'''

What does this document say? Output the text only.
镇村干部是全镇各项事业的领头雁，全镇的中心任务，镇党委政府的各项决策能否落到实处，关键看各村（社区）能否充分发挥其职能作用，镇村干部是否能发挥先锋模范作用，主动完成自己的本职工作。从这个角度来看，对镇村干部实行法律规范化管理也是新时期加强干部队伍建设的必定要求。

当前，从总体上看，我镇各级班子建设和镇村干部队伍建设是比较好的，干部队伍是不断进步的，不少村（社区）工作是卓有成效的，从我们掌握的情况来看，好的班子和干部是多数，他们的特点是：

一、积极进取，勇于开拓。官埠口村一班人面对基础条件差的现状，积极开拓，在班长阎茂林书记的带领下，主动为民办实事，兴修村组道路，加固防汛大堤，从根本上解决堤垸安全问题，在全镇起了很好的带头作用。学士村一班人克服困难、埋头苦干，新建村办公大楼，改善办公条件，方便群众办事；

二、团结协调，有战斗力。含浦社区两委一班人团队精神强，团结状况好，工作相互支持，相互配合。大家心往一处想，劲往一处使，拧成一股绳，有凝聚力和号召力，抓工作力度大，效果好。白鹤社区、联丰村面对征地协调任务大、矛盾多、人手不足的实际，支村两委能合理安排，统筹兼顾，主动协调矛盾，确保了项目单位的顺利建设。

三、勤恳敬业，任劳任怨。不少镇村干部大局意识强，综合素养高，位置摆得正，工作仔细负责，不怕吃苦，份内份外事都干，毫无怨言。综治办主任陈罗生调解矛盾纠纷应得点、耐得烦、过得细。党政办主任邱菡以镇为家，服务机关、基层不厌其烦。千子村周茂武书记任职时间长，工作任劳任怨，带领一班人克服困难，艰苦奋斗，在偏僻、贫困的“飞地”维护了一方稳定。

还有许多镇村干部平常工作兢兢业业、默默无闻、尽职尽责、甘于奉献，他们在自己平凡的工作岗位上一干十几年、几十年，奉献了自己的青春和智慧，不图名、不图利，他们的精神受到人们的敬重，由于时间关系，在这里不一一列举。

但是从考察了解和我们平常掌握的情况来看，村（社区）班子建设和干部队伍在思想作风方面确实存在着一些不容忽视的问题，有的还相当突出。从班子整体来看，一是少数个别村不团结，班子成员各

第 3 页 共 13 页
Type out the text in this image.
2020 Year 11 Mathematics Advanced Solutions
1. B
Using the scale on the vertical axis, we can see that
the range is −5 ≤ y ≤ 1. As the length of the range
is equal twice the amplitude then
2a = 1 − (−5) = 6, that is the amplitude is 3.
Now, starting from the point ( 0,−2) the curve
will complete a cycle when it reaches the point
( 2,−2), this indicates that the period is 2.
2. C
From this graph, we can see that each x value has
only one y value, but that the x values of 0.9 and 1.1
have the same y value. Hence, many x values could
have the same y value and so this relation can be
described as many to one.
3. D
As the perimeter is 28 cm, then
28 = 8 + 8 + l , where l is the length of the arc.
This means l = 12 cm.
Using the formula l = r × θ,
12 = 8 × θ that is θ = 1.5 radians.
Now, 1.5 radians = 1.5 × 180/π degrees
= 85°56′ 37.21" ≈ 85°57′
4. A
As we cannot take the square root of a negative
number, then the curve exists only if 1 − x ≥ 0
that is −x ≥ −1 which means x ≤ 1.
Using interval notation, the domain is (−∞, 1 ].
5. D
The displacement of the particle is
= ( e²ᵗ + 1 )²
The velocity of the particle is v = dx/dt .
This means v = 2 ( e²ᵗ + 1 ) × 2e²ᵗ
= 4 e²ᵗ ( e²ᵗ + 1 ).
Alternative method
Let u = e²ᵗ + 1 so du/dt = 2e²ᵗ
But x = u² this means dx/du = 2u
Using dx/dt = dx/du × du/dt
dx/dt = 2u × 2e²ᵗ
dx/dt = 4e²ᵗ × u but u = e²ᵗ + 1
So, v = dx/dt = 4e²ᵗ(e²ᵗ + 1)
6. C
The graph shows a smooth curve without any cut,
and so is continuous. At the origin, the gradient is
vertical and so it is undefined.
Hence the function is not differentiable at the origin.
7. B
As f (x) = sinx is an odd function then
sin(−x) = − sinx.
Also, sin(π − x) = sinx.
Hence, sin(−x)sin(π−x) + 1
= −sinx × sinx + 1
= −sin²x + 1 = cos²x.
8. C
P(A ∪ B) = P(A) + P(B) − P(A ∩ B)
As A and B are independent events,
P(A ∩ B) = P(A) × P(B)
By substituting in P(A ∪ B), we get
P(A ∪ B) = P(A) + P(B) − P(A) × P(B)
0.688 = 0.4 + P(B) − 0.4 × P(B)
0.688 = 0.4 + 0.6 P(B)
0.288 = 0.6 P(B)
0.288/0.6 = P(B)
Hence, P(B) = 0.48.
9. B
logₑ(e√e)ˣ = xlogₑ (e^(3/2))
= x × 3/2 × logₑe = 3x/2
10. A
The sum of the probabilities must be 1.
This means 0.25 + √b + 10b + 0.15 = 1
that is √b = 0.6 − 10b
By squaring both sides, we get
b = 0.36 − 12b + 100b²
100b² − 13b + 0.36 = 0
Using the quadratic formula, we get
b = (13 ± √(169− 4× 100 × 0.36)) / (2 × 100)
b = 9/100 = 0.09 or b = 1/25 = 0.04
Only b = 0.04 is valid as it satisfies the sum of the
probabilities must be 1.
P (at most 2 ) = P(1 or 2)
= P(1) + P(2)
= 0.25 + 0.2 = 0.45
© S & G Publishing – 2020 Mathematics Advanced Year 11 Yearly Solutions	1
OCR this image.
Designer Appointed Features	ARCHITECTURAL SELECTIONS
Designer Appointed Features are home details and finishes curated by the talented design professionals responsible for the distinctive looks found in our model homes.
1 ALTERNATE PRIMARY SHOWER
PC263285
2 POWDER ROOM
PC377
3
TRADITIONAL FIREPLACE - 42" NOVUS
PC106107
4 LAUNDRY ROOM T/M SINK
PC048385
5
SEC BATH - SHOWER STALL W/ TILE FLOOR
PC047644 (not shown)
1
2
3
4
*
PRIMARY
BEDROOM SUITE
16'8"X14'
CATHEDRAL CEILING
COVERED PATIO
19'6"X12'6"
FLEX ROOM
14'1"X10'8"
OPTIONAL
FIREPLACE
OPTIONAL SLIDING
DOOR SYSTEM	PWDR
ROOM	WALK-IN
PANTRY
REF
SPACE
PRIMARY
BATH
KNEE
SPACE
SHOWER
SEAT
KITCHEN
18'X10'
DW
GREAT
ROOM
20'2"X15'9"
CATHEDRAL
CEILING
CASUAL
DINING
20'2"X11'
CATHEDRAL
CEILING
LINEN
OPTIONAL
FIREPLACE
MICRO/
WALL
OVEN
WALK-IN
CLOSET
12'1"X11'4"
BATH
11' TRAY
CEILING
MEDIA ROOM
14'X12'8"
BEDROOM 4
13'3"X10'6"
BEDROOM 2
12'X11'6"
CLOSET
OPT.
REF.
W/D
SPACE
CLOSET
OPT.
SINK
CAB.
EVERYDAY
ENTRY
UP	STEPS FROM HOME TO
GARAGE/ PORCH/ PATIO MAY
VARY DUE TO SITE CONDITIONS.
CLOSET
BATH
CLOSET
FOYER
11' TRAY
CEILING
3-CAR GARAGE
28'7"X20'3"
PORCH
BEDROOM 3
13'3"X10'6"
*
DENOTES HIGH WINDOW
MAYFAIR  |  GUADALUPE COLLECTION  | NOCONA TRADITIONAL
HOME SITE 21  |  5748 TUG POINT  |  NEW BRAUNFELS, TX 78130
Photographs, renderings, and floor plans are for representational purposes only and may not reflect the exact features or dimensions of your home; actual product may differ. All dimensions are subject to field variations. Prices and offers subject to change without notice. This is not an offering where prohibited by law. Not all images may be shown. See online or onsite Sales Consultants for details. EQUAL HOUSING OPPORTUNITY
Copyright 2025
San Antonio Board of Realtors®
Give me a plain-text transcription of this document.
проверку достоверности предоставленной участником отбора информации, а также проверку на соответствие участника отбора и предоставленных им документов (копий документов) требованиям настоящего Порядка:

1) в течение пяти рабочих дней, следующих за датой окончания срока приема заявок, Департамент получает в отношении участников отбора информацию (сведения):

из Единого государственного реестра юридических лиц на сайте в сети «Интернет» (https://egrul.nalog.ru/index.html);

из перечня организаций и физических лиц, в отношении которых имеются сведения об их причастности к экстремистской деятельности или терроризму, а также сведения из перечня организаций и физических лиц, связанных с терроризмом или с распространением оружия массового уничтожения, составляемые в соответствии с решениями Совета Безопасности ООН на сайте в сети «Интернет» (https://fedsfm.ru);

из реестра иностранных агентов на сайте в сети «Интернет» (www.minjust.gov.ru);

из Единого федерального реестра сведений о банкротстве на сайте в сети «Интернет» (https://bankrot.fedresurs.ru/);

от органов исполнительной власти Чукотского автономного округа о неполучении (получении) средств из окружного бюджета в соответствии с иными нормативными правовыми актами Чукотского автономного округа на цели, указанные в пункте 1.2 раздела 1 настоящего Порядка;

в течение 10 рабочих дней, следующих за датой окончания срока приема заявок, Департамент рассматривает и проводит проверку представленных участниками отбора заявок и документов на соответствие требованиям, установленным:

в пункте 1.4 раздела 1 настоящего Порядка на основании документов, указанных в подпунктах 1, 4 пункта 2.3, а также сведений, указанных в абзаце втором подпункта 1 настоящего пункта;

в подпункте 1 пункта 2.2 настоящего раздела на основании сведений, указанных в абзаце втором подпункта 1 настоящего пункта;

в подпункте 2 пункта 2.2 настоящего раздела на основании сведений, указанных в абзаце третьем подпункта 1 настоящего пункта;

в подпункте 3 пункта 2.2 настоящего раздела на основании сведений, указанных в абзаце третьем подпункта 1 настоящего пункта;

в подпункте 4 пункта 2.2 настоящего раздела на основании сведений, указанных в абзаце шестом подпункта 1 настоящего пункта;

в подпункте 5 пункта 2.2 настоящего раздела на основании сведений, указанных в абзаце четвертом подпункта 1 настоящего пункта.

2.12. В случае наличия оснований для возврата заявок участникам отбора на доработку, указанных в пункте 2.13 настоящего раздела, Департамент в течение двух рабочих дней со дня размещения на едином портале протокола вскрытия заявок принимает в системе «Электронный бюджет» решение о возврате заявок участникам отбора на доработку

'''

Description of the task:
From the records above, pick out and copy each line holding the word "sinx".

Written answer:
As f (x) = sinx is an odd function then
sin(−x) = − sinx.
Also, sin(π − x) = sinx.
= −sinx × sinx + 1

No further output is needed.